Extracted data entries:

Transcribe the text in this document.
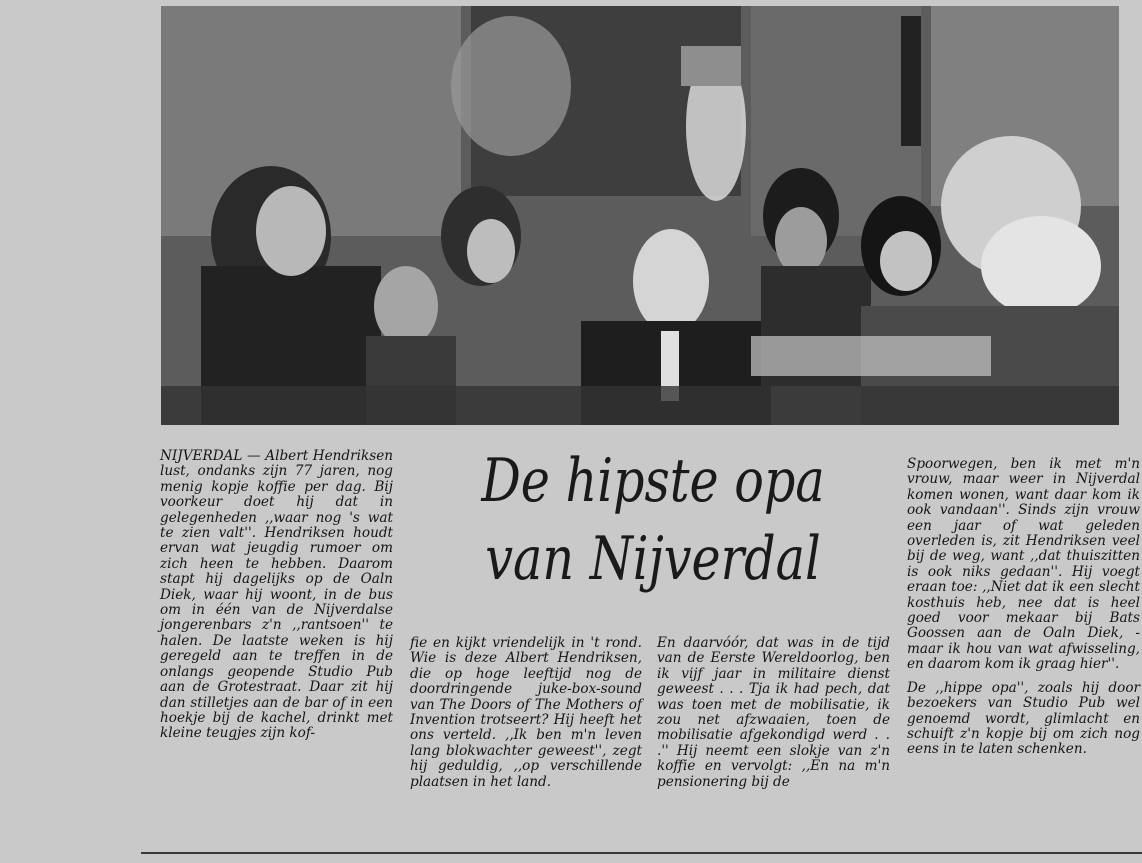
NIJVERDAL — Albert Hendriksen lust, ondanks zijn 77 jaren, nog menig kopje koffie per dag. Bij voorkeur doet hij dat in gelegenheden ,,waar nog 's wat te zien valt''. Hendriksen houdt ervan wat jeugdig rumoer om zich heen te hebben. Daarom stapt hij dagelijks op de Oaln Diek, waar hij woont, in de bus om in één van de Nijverdalse jongerenbars z'n ,,rantsoen'' te halen. De laatste weken is hij geregeld aan te treffen in de onlangs geopende Studio Pub aan de Grotestraat. Daar zit hij dan stilletjes aan de bar of in een hoekje bij de kachel, drinkt met kleine teugjes zijn kof-

De hipste opa
van Nijverdal

fie en kijkt vriendelijk in 't rond. Wie is deze Albert Hendriksen, die op hoge leeftijd nog de doordringende juke-box-sound van The Doors of The Mothers of Invention trotseert? Hij heeft het ons verteld. ,,Ik ben m'n leven lang blokwachter geweest'', zegt hij geduldig, ,,op verschillende plaatsen in het land.

En daarvóór, dat was in de tijd van de Eerste Wereldoorlog, ben ik vijf jaar in militaire dienst geweest . . . Tja ik had pech, dat was toen met de mobilisatie, ik zou net afzwaaien, toen de mobilisatie afgekondigd werd . . .'' Hij neemt een slokje van z'n koffie en vervolgt: ,,En na m'n pensionering bij de

Spoorwegen, ben ik met m'n vrouw, maar weer in Nijverdal komen wonen, want daar kom ik ook vandaan''. Sinds zijn vrouw een jaar of wat geleden overleden is, zit Hendriksen veel bij de weg, want ,,dat thuiszitten is ook niks gedaan''. Hij voegt eraan toe: ,,Niet dat ik een slecht kosthuis heb, nee dat is heel goed voor mekaar bij Bats Goossen aan de Oaln Diek, - maar ik hou van wat afwisseling, en daarom kom ik graag hier''.

De ,,hippe opa'', zoals hij door bezoekers van Studio Pub wel genoemd wordt, glimlacht en schuift z'n kopje bij om zich nog eens in te laten schenken.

Requirements: Return the lines of the records that include the string "geweest".

Response below:
fie en kijkt vriendelijk in 't rond. Wie is deze Albert Hendriksen, die op hoge leeftijd nog de doordringende juke-box-sound van The Doors of The Mothers of Invention trotseert? Hij heeft het ons verteld. ,,Ik ben m'n leven lang blokwachter geweest'', zegt hij geduldig, ,,op verschillende plaatsen in het land.
En daarvóór, dat was in de tijd van de Eerste Wereldoorlog, ben ik vijf jaar in militaire dienst geweest . . . Tja ik had pech, dat was toen met de mobilisatie, ik zou net afzwaaien, toen de mobilisatie afgekondigd werd . . .'' Hij neemt een slokje van z'n koffie en vervolgt: ,,En na m'n pensionering bij de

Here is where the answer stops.